### Extracto de página
· · · · ·
En febrero de 1976 los libros que más se vendieron en España fueron La gangrena de Mercedes Salisachs, El diccionario de Coll de José Luis Coll, Tiburón de Peter Benchley, Las ninfas de Francisco Umbral e Historia del franquismo de Ricardo de la Cierva. Es probable que alguno de dichos títulos se exhibiese tras la cristalera de la librería El Parnasillo, situada a la altura del número 47 de la calle Paulino Caballero de Pamplona, cuando el día 15 de aquel mes un adolescente se situó frente a ella. Sin embargo, el joven no tenía intención ni de adquirir ni de leer aquellas obras. Siguiendo el relato del Diario de Navarra, «tras romper la luna del escaparate, desparramó sobre los libros una botella de pintura, roció posteriormente los mismos con unas ampollas de líquido inflamable, pegando fuego a continuación». El periódico informó de que «los libros expuestos y atacados “por ser marxistas”, según nos comunicaron, fueron: La desamortización de Mendizábal en Navarra, 1836-1851, de Javier Donézar Díez de Ulzurrun; El primer nacionalismo vasco: industrialismo y conciencia nacional, de Juan José Solozábal Echavarría; y, La enseñanza de España, firmado por varios autores». El incendio no fue a más porque un coche de la Policía Municipal que hacía la ronda lo vio y avisó a los bomberos.

No era ni la primera ni la última vez que este establecimiento sufría un ataque. En el año anterior, 1975, le habían roto los cristales dos veces. El Parnasillo estaba marcada por ser una de las pocas librerías progresistas que había en Pamplona. Por añadidura, el local se ubicaba en plena «zona nacional», es decir, en la parte de la ciudad que los neofranquistas consideraban bajo su dominio. De acuerdo con uno de los propietarios del negocio, Javier López de Munáin, «había en una calle perpendicular a donde vivíamos un bar que se llamaba el Santi, donde iba toda la extrema derecha a tomar vinos […]. Era [de] Fuerza Nueva. Y el Santi puso otro bar un poco… nada, a 200 metros, y cuando iban de bar en bar tenían que pasar por delante de la tienda. Ahí ya eran pintadas, ensuciarte, insultarte…».
· · · · ·
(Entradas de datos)
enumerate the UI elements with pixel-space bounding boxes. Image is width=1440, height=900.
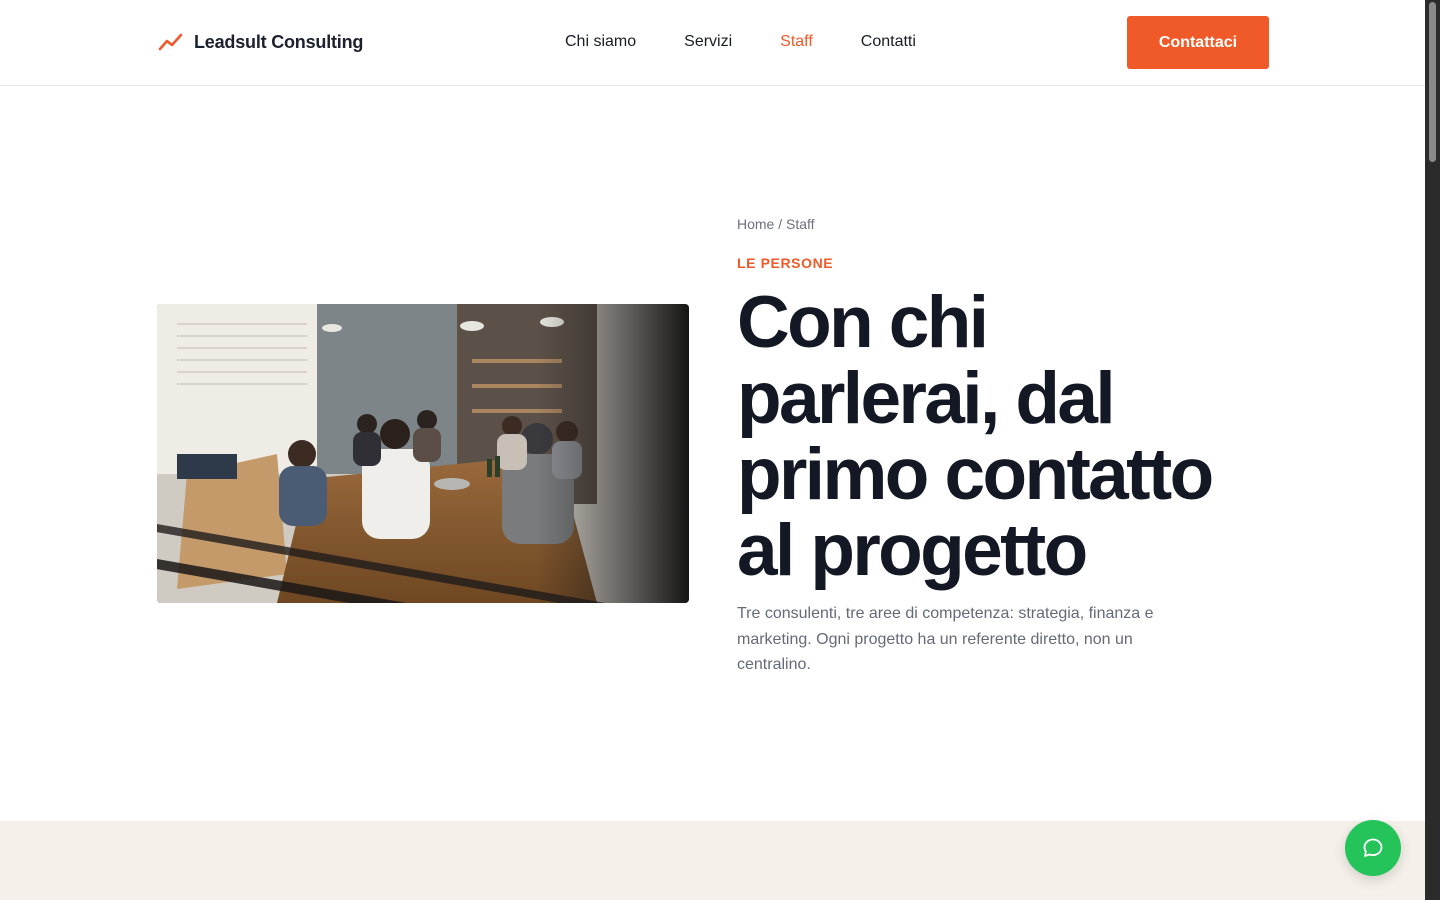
nav-item-contatti[interactable]: Contatti <box>861 32 916 52</box>
hero-team-photo <box>157 304 689 603</box>
hero-description: Tre consulenti, tre aree di competenza: … <box>737 605 1154 673</box>
chat-button[interactable] <box>1345 820 1401 876</box>
logo-link[interactable]: Leadsult Consulting <box>158 30 363 54</box>
breadcrumb: Home / Staff <box>737 216 815 232</box>
title-line: Con chi <box>737 282 989 363</box>
title-line: al progetto <box>737 510 1088 591</box>
chat-bubble-icon <box>1363 838 1383 857</box>
next-section <box>0 821 1425 900</box>
breadcrumb-separator: / <box>778 216 783 232</box>
nav-item-chi-siamo[interactable]: Chi siamo <box>565 32 636 52</box>
page-scrollbar[interactable] <box>1425 0 1440 900</box>
title-line: primo contatto <box>737 434 1214 515</box>
page: Leadsult Consulting Chi siamo Servizi St… <box>0 0 1425 900</box>
main-nav: Chi siamo Servizi Staff Contatti <box>565 32 964 52</box>
trend-up-icon <box>158 33 183 51</box>
title-line: parlerai, dal <box>737 358 1116 439</box>
scrollbar-thumb[interactable] <box>1429 2 1436 162</box>
brand-name: Leadsult Consulting <box>194 31 364 52</box>
team-meeting-illustration <box>157 304 689 603</box>
breadcrumb-home[interactable]: Home <box>737 216 774 232</box>
contact-button[interactable]: Contattaci <box>1127 16 1269 69</box>
site-header: Leadsult Consulting Chi siamo Servizi St… <box>0 0 1425 86</box>
nav-item-staff[interactable]: Staff <box>780 32 813 52</box>
breadcrumb-current: Staff <box>786 216 815 232</box>
section-eyebrow: LE PERSONE <box>737 255 834 271</box>
nav-item-servizi[interactable]: Servizi <box>684 32 732 52</box>
page-title: Con chi parlerai, dal primo contatto al … <box>737 285 1277 589</box>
· · · · ·
### Solicitud escrita
Según el extracto de página, ¿por qué no fue a más el incendio de El Parnasillo? Conteste en una frase, por favor.

### Respuesta
Porque un coche de la Policía Municipal que hacía la ronda lo vio y avisó a los bomberos.